* start *

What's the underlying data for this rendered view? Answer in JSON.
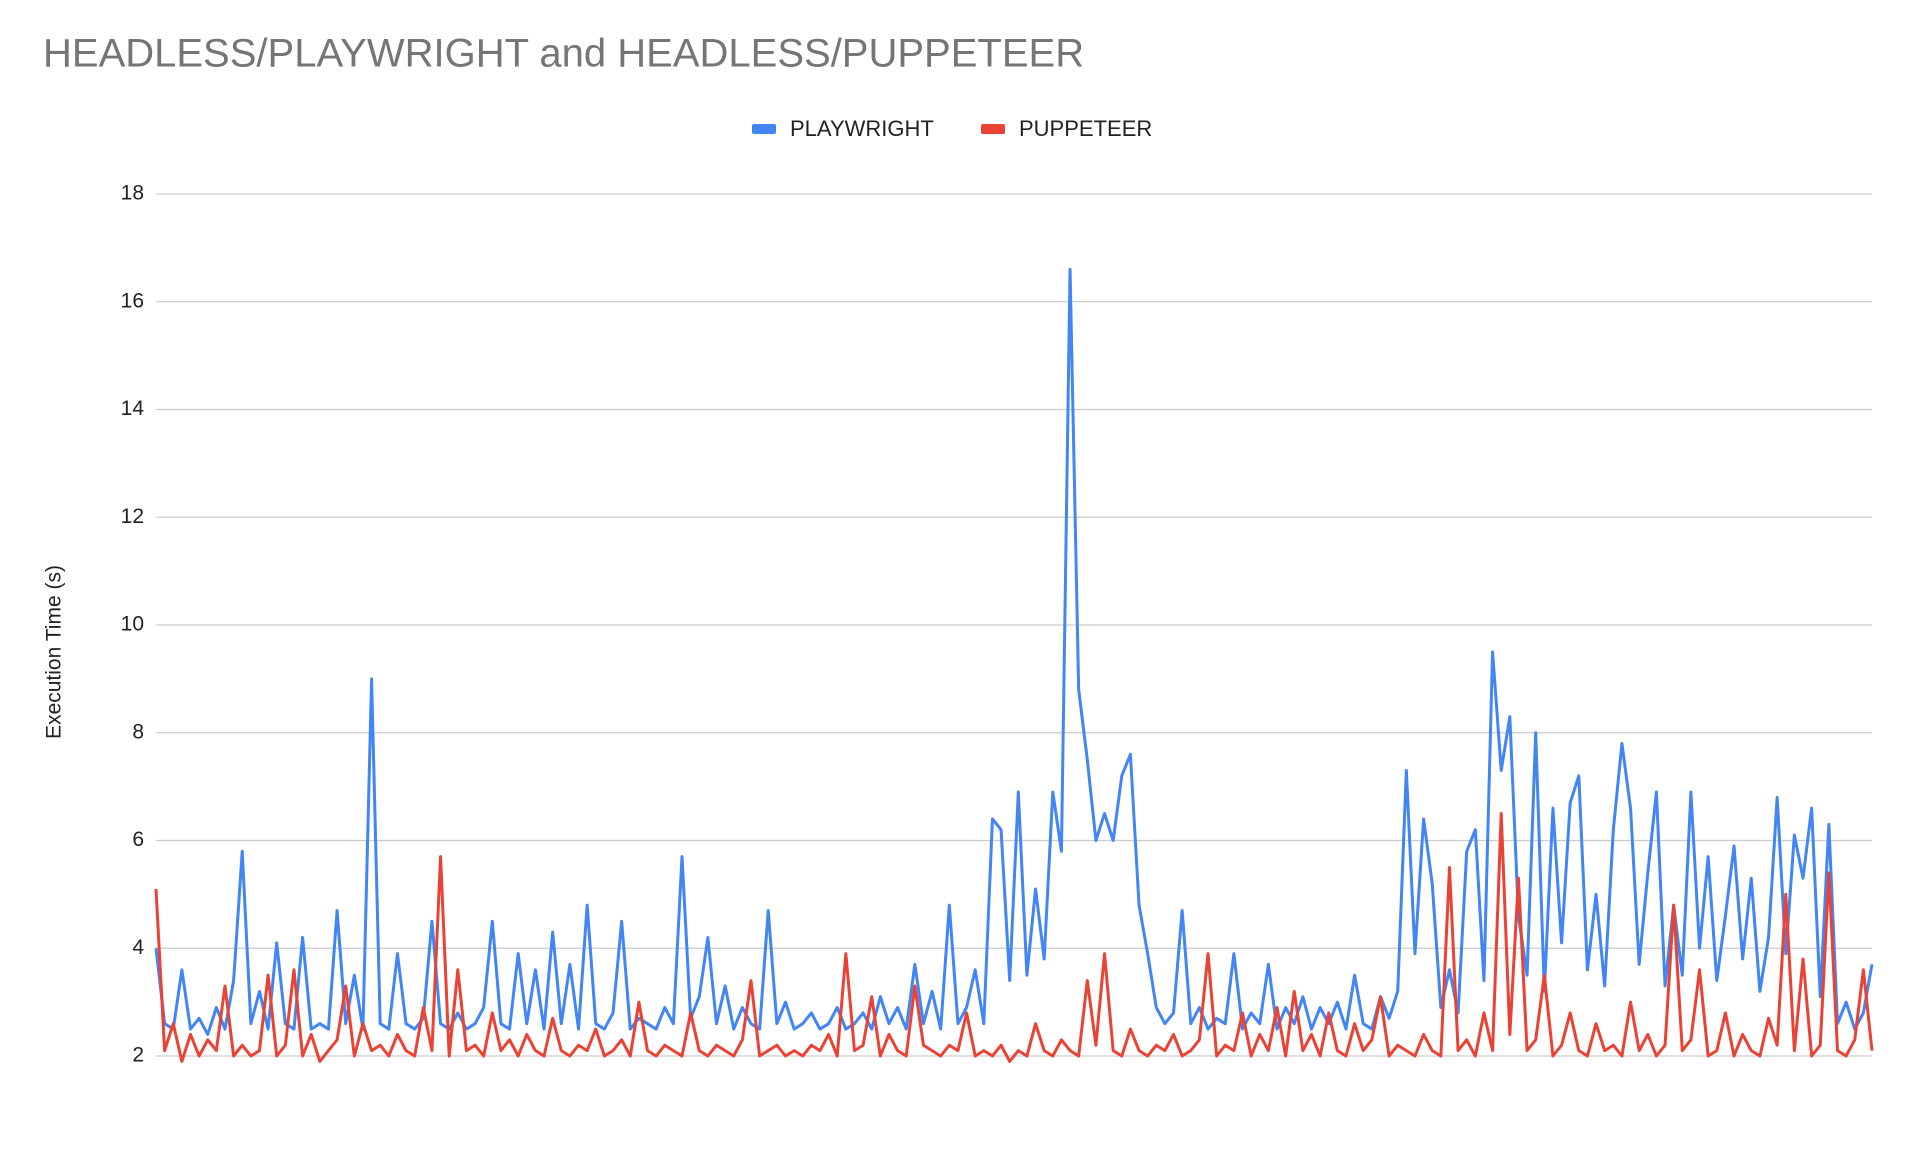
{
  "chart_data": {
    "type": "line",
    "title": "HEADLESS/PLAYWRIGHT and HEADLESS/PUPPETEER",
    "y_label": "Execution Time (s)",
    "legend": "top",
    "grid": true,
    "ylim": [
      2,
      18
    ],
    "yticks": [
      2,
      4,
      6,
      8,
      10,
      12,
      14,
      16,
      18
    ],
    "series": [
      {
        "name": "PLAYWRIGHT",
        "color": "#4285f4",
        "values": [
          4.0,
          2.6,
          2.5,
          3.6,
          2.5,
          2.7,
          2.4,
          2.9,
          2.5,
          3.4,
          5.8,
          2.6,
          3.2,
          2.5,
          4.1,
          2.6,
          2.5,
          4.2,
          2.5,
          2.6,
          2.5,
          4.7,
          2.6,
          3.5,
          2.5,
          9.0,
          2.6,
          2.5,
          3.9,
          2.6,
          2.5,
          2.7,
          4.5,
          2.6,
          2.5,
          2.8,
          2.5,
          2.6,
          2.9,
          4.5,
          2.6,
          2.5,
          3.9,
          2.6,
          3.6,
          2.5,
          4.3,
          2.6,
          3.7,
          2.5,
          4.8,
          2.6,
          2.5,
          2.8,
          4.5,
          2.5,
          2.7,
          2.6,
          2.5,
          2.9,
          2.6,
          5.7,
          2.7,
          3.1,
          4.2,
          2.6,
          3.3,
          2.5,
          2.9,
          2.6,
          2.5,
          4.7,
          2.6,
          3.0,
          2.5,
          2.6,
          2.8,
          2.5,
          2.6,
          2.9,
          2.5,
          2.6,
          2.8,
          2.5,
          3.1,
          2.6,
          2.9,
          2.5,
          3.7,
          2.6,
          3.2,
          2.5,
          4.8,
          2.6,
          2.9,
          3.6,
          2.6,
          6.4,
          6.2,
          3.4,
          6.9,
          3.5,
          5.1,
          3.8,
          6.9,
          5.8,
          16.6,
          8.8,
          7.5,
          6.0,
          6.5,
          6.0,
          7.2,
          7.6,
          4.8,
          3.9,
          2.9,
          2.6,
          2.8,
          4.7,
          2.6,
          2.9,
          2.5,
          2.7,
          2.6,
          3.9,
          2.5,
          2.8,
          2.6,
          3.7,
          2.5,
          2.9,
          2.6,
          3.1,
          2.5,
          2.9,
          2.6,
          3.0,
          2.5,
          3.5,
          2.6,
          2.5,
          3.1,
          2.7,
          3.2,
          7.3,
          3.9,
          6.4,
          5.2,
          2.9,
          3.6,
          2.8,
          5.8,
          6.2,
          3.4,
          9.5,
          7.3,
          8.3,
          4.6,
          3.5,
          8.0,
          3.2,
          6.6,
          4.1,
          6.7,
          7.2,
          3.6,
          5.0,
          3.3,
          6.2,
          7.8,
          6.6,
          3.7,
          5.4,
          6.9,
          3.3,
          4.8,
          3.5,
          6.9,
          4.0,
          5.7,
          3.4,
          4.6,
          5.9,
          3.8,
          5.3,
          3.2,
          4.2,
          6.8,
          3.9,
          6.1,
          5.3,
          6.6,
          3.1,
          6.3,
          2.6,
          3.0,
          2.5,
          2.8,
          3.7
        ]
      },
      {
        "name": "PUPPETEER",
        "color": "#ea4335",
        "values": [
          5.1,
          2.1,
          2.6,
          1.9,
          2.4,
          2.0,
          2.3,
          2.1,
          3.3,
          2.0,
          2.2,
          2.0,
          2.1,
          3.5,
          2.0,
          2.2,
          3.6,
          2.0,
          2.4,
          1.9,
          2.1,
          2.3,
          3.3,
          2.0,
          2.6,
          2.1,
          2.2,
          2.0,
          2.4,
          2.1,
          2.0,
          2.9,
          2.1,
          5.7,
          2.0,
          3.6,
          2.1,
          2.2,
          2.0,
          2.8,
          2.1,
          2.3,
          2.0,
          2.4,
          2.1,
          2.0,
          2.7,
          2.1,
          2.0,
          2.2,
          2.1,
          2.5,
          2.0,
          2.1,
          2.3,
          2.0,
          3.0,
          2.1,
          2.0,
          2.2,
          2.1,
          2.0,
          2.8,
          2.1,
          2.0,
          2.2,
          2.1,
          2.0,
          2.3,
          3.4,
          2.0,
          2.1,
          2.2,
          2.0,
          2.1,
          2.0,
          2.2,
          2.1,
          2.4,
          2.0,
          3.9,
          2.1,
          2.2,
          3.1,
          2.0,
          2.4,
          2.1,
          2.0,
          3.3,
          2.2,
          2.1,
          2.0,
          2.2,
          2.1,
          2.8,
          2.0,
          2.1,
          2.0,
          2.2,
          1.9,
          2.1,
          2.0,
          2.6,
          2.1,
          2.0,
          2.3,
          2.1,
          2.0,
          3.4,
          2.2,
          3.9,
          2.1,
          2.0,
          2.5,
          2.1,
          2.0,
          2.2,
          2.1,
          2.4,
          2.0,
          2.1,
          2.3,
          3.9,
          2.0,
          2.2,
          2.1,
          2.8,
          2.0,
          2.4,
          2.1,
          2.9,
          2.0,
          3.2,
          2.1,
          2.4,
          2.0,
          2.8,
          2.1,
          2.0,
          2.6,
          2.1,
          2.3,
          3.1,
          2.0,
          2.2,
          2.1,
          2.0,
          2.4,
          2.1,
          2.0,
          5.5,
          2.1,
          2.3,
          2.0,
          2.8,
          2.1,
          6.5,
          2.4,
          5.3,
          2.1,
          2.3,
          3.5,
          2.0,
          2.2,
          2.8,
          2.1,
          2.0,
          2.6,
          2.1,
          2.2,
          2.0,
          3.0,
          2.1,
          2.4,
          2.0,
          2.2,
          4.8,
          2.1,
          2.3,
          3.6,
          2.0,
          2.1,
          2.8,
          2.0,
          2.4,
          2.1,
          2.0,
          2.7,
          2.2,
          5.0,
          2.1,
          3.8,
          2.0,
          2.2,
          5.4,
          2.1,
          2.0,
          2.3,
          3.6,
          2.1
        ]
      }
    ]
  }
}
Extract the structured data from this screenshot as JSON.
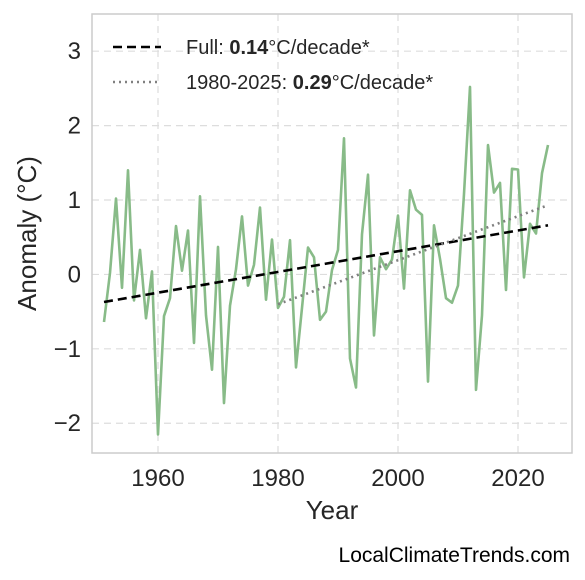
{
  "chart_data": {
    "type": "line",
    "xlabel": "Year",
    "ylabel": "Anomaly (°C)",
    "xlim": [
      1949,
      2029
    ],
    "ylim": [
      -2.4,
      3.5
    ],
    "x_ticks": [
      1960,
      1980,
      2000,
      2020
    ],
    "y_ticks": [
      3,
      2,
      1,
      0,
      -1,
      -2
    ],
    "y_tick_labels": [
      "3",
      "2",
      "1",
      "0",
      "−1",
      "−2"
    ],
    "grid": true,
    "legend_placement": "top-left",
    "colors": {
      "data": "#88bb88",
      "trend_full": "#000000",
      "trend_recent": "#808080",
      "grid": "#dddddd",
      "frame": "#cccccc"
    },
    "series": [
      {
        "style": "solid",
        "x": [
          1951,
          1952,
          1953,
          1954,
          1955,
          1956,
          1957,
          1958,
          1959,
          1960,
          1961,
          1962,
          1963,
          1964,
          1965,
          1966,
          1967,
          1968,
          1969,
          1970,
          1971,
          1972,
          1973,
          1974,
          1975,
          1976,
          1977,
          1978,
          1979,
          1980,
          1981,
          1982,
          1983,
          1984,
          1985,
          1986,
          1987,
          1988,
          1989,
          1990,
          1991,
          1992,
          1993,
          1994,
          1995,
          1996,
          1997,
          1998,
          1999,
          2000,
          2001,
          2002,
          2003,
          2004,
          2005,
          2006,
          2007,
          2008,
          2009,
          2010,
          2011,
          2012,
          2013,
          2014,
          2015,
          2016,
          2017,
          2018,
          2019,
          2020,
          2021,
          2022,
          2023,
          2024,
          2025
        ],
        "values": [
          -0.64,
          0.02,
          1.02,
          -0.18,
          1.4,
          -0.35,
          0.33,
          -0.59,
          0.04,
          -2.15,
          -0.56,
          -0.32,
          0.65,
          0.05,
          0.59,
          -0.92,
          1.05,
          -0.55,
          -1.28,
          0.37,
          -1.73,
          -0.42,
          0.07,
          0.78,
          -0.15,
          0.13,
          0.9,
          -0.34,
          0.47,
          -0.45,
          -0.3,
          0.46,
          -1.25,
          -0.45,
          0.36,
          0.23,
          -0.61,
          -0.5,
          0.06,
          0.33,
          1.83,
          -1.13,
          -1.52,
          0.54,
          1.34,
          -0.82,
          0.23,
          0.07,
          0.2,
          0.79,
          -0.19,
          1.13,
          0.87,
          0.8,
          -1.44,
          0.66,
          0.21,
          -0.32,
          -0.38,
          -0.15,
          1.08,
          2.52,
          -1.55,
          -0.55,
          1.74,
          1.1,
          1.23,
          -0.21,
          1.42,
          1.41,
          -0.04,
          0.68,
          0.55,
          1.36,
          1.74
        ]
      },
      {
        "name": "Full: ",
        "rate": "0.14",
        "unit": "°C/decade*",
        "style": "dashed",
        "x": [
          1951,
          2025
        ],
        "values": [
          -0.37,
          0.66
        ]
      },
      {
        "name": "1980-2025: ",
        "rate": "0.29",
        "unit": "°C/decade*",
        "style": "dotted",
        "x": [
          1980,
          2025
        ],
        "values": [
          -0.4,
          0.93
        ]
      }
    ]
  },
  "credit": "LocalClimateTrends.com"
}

* end *

JOB: Select every line in the material above where the string "this" occurs, and copy it.

REPLY:
What's the underlying data for this rendered view? Answer in JSON.
Extract the structured data from this screenshot as JSON.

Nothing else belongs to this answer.